Your goal >> Copy out the material below in full, but not its images.

[A block of data]
|---|
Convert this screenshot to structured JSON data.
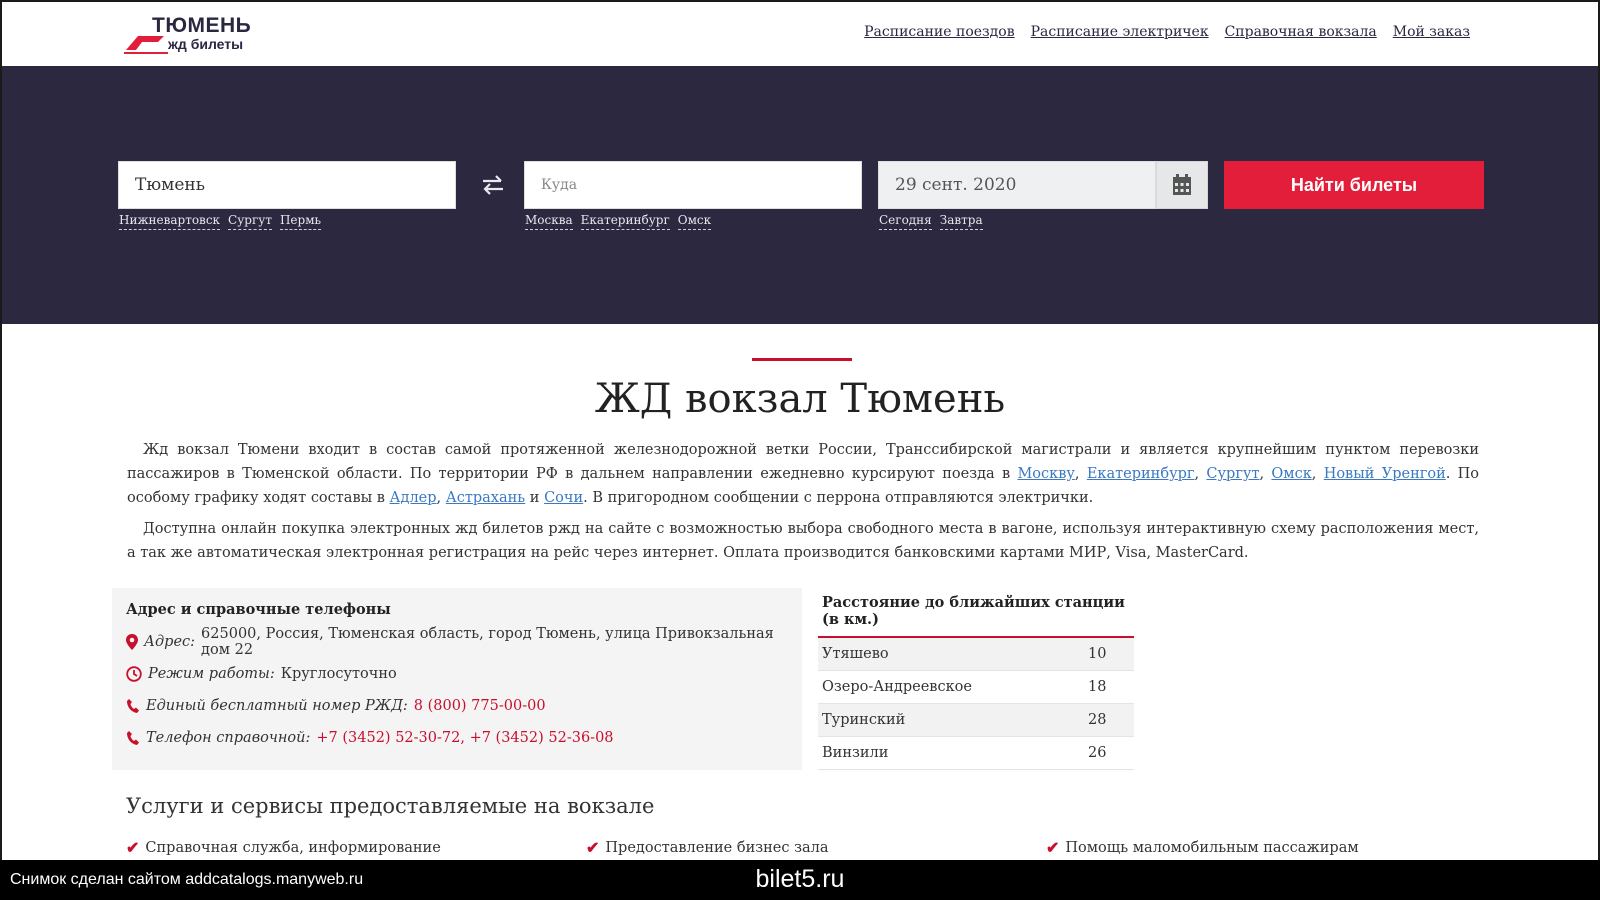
{
  "header": {
    "logo_title": "ТЮМЕНЬ",
    "logo_sub": "жд билеты",
    "nav": [
      "Расписание поездов",
      "Расписание электричек",
      "Справочная вокзала",
      "Мой заказ"
    ]
  },
  "search": {
    "from_value": "Тюмень",
    "to_placeholder": "Куда",
    "date_value": "29 сент. 2020",
    "find_label": "Найти билеты",
    "from_quick": [
      "Нижневартовск",
      "Сургут",
      "Пермь"
    ],
    "to_quick": [
      "Москва",
      "Екатеринбург",
      "Омск"
    ],
    "date_quick": [
      "Сегодня",
      "Завтра"
    ]
  },
  "main": {
    "title": "ЖД вокзал Тюмень",
    "p1_text1": "Жд вокзал Тюмени входит в состав самой протяженной железнодорожной ветки России, Транссибирской магистрали и является крупнейшим пунктом перевозки пассажиров в Тюменской области. По территории РФ в дальнем направлении ежедневно курсируют поезда в ",
    "p1_links1": [
      "Москву",
      "Екатеринбург",
      "Сургут",
      "Омск",
      "Новый Уренгой"
    ],
    "p1_text2": ". По особому графику ходят составы в ",
    "p1_links2": [
      "Адлер",
      "Астрахань"
    ],
    "p1_and": " и ",
    "p1_link3": "Сочи",
    "p1_text3": ". В пригородном сообщении с перрона отправляются электрички.",
    "p2": "Доступна онлайн покупка электронных жд билетов ржд на сайте с возможностью выбора свободного места в вагоне, используя интерактивную схему расположения мест, а так же автоматическая электронная регистрация на рейс через интернет. Оплата производится банковскими картами МИР, Visa, MasterCard."
  },
  "address": {
    "title": "Адрес и справочные телефоны",
    "addr_label": "Адрес:",
    "addr_value": "625000, Россия, Тюменская область, город Тюмень, улица Привокзальная дом 22",
    "hours_label": "Режим работы:",
    "hours_value": "Круглосуточно",
    "free_label": "Единый бесплатный номер РЖД:",
    "free_value": "8 (800) 775-00-00",
    "phone_label": "Телефон справочной:",
    "phone_value": "+7 (3452) 52-30-72, +7 (3452) 52-36-08"
  },
  "distances": {
    "title": "Расстояние до ближайших станции (в км.)",
    "rows": [
      {
        "name": "Утяшево",
        "km": "10"
      },
      {
        "name": "Озеро-Андреевское",
        "km": "18"
      },
      {
        "name": "Туринский",
        "km": "28"
      },
      {
        "name": "Винзили",
        "km": "26"
      }
    ]
  },
  "services": {
    "title": "Услуги и сервисы предоставляемые на вокзале",
    "items": [
      "Справочная служба, информирование",
      "Предоставление бизнес зала",
      "Помощь маломобильным пассажирам"
    ]
  },
  "watermark": {
    "left": "Снимок сделан сайтом addcatalogs.manyweb.ru",
    "center": "bilet5.ru"
  },
  "colors": {
    "hero_bg": "#2b2840",
    "accent_red": "#e31e3a",
    "link_blue": "#3a78c2"
  }
}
|---|
Full solution >>
Convert this screenshot to structured JSON data.
{
  "header": {
    "logo_title": "ТЮМЕНЬ",
    "logo_sub": "жд билеты",
    "nav": [
      "Расписание поездов",
      "Расписание электричек",
      "Справочная вокзала",
      "Мой заказ"
    ]
  },
  "search": {
    "from_value": "Тюмень",
    "to_placeholder": "Куда",
    "date_value": "29 сент. 2020",
    "find_label": "Найти билеты",
    "from_quick": [
      "Нижневартовск",
      "Сургут",
      "Пермь"
    ],
    "to_quick": [
      "Москва",
      "Екатеринбург",
      "Омск"
    ],
    "date_quick": [
      "Сегодня",
      "Завтра"
    ]
  },
  "main": {
    "title": "ЖД вокзал Тюмень",
    "p1_text1": "Жд вокзал Тюмени входит в состав самой протяженной железнодорожной ветки России, Транссибирской магистрали и является крупнейшим пунктом перевозки пассажиров в Тюменской области. По территории РФ в дальнем направлении ежедневно курсируют поезда в ",
    "p1_links1": [
      "Москву",
      "Екатеринбург",
      "Сургут",
      "Омск",
      "Новый Уренгой"
    ],
    "p1_text2": ". По особому графику ходят составы в ",
    "p1_links2": [
      "Адлер",
      "Астрахань"
    ],
    "p1_and": " и ",
    "p1_link3": "Сочи",
    "p1_text3": ". В пригородном сообщении с перрона отправляются электрички.",
    "p2": "Доступна онлайн покупка электронных жд билетов ржд на сайте с возможностью выбора свободного места в вагоне, используя интерактивную схему расположения мест, а так же автоматическая электронная регистрация на рейс через интернет. Оплата производится банковскими картами МИР, Visa, MasterCard."
  },
  "address": {
    "title": "Адрес и справочные телефоны",
    "addr_label": "Адрес:",
    "addr_value": "625000, Россия, Тюменская область, город Тюмень, улица Привокзальная дом 22",
    "hours_label": "Режим работы:",
    "hours_value": "Круглосуточно",
    "free_label": "Единый бесплатный номер РЖД:",
    "free_value": "8 (800) 775-00-00",
    "phone_label": "Телефон справочной:",
    "phone_value": "+7 (3452) 52-30-72, +7 (3452) 52-36-08"
  },
  "distances": {
    "title": "Расстояние до ближайших станции (в км.)",
    "rows": [
      {
        "name": "Утяшево",
        "km": "10"
      },
      {
        "name": "Озеро-Андреевское",
        "km": "18"
      },
      {
        "name": "Туринский",
        "km": "28"
      },
      {
        "name": "Винзили",
        "km": "26"
      }
    ]
  },
  "services": {
    "title": "Услуги и сервисы предоставляемые на вокзале",
    "items": [
      "Справочная служба, информирование",
      "Предоставление бизнес зала",
      "Помощь маломобильным пассажирам"
    ]
  },
  "watermark": {
    "left": "Снимок сделан сайтом addcatalogs.manyweb.ru",
    "center": "bilet5.ru"
  },
  "colors": {
    "hero_bg": "#2b2840",
    "accent_red": "#e31e3a",
    "link_blue": "#3a78c2"
  }
}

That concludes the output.